Could you give the data below again, exactly and completely?

───── GIVEN RECORDS ─────

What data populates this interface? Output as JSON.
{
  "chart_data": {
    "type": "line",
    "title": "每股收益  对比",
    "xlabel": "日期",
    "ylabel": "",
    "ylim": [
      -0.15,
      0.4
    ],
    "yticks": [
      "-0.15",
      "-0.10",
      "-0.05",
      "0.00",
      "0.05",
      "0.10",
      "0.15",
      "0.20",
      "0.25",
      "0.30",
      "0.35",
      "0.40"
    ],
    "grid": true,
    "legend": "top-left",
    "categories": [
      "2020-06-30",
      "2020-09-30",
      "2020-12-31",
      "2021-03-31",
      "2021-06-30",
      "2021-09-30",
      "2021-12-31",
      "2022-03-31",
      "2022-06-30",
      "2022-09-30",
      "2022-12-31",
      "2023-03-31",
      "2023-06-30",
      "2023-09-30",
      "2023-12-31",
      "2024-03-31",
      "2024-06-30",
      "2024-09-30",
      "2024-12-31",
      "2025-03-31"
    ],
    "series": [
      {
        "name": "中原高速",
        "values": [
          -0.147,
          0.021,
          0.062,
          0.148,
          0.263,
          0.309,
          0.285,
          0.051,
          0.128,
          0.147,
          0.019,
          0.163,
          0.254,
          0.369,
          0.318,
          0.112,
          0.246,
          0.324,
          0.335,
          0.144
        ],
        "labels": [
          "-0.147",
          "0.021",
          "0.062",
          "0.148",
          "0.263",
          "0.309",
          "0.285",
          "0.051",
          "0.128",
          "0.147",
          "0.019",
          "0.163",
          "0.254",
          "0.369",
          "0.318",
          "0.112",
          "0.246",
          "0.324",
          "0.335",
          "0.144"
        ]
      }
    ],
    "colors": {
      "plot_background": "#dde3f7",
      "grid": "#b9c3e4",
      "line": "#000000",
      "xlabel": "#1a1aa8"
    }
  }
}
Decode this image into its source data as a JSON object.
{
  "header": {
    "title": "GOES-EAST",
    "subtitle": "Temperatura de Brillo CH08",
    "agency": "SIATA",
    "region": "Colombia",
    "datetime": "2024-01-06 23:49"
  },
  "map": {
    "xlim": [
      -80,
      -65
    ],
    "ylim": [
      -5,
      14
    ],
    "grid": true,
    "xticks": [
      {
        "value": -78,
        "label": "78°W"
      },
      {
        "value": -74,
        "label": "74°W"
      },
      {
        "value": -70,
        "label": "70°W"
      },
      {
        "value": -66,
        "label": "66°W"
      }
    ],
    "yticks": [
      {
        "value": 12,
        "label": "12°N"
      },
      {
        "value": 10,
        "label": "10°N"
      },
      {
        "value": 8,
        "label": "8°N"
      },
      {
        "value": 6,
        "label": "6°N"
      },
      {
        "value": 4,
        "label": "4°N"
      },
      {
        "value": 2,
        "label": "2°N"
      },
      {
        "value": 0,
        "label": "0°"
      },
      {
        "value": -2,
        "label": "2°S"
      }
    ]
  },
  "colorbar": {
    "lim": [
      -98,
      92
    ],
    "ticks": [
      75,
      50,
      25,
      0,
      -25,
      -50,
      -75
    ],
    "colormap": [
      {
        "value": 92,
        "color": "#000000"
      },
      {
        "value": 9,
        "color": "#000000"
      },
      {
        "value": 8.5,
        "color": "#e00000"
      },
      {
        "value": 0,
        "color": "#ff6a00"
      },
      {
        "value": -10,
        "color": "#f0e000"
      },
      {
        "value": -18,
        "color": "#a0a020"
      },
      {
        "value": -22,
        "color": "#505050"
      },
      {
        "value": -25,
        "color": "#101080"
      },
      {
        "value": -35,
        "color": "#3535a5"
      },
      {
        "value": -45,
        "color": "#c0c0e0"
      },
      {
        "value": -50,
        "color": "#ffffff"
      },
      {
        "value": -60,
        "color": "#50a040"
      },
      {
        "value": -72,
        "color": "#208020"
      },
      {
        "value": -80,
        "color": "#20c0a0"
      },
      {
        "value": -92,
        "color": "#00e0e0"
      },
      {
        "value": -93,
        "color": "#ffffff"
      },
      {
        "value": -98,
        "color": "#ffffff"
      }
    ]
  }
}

─────

ANSWER TO THE TASK
What data populates this interface? Output as JSON.
{
  "chart_data": {
    "type": "line",
    "title": "每股收益  对比",
    "xlabel": "日期",
    "ylabel": "",
    "ylim": [
      -0.15,
      0.4
    ],
    "yticks": [
      "-0.15",
      "-0.10",
      "-0.05",
      "0.00",
      "0.05",
      "0.10",
      "0.15",
      "0.20",
      "0.25",
      "0.30",
      "0.35",
      "0.40"
    ],
    "grid": true,
    "legend": "top-left",
    "categories": [
      "2020-06-30",
      "2020-09-30",
      "2020-12-31",
      "2021-03-31",
      "2021-06-30",
      "2021-09-30",
      "2021-12-31",
      "2022-03-31",
      "2022-06-30",
      "2022-09-30",
      "2022-12-31",
      "2023-03-31",
      "2023-06-30",
      "2023-09-30",
      "2023-12-31",
      "2024-03-31",
      "2024-06-30",
      "2024-09-30",
      "2024-12-31",
      "2025-03-31"
    ],
    "series": [
      {
        "name": "中原高速",
        "values": [
          -0.147,
          0.021,
          0.062,
          0.148,
          0.263,
          0.309,
          0.285,
          0.051,
          0.128,
          0.147,
          0.019,
          0.163,
          0.254,
          0.369,
          0.318,
          0.112,
          0.246,
          0.324,
          0.335,
          0.144
        ],
        "labels": [
          "-0.147",
          "0.021",
          "0.062",
          "0.148",
          "0.263",
          "0.309",
          "0.285",
          "0.051",
          "0.128",
          "0.147",
          "0.019",
          "0.163",
          "0.254",
          "0.369",
          "0.318",
          "0.112",
          "0.246",
          "0.324",
          "0.335",
          "0.144"
        ]
      }
    ],
    "colors": {
      "plot_background": "#dde3f7",
      "grid": "#b9c3e4",
      "line": "#000000",
      "xlabel": "#1a1aa8"
    }
  }
}
Decode this image into its source data as a JSON object.
{
  "header": {
    "title": "GOES-EAST",
    "subtitle": "Temperatura de Brillo CH08",
    "agency": "SIATA",
    "region": "Colombia",
    "datetime": "2024-01-06 23:49"
  },
  "map": {
    "xlim": [
      -80,
      -65
    ],
    "ylim": [
      -5,
      14
    ],
    "grid": true,
    "xticks": [
      {
        "value": -78,
        "label": "78°W"
      },
      {
        "value": -74,
        "label": "74°W"
      },
      {
        "value": -70,
        "label": "70°W"
      },
      {
        "value": -66,
        "label": "66°W"
      }
    ],
    "yticks": [
      {
        "value": 12,
        "label": "12°N"
      },
      {
        "value": 10,
        "label": "10°N"
      },
      {
        "value": 8,
        "label": "8°N"
      },
      {
        "value": 6,
        "label": "6°N"
      },
      {
        "value": 4,
        "label": "4°N"
      },
      {
        "value": 2,
        "label": "2°N"
      },
      {
        "value": 0,
        "label": "0°"
      },
      {
        "value": -2,
        "label": "2°S"
      }
    ]
  },
  "colorbar": {
    "lim": [
      -98,
      92
    ],
    "ticks": [
      75,
      50,
      25,
      0,
      -25,
      -50,
      -75
    ],
    "colormap": [
      {
        "value": 92,
        "color": "#000000"
      },
      {
        "value": 9,
        "color": "#000000"
      },
      {
        "value": 8.5,
        "color": "#e00000"
      },
      {
        "value": 0,
        "color": "#ff6a00"
      },
      {
        "value": -10,
        "color": "#f0e000"
      },
      {
        "value": -18,
        "color": "#a0a020"
      },
      {
        "value": -22,
        "color": "#505050"
      },
      {
        "value": -25,
        "color": "#101080"
      },
      {
        "value": -35,
        "color": "#3535a5"
      },
      {
        "value": -45,
        "color": "#c0c0e0"
      },
      {
        "value": -50,
        "color": "#ffffff"
      },
      {
        "value": -60,
        "color": "#50a040"
      },
      {
        "value": -72,
        "color": "#208020"
      },
      {
        "value": -80,
        "color": "#20c0a0"
      },
      {
        "value": -92,
        "color": "#00e0e0"
      },
      {
        "value": -93,
        "color": "#ffffff"
      },
      {
        "value": -98,
        "color": "#ffffff"
      }
    ]
  }
}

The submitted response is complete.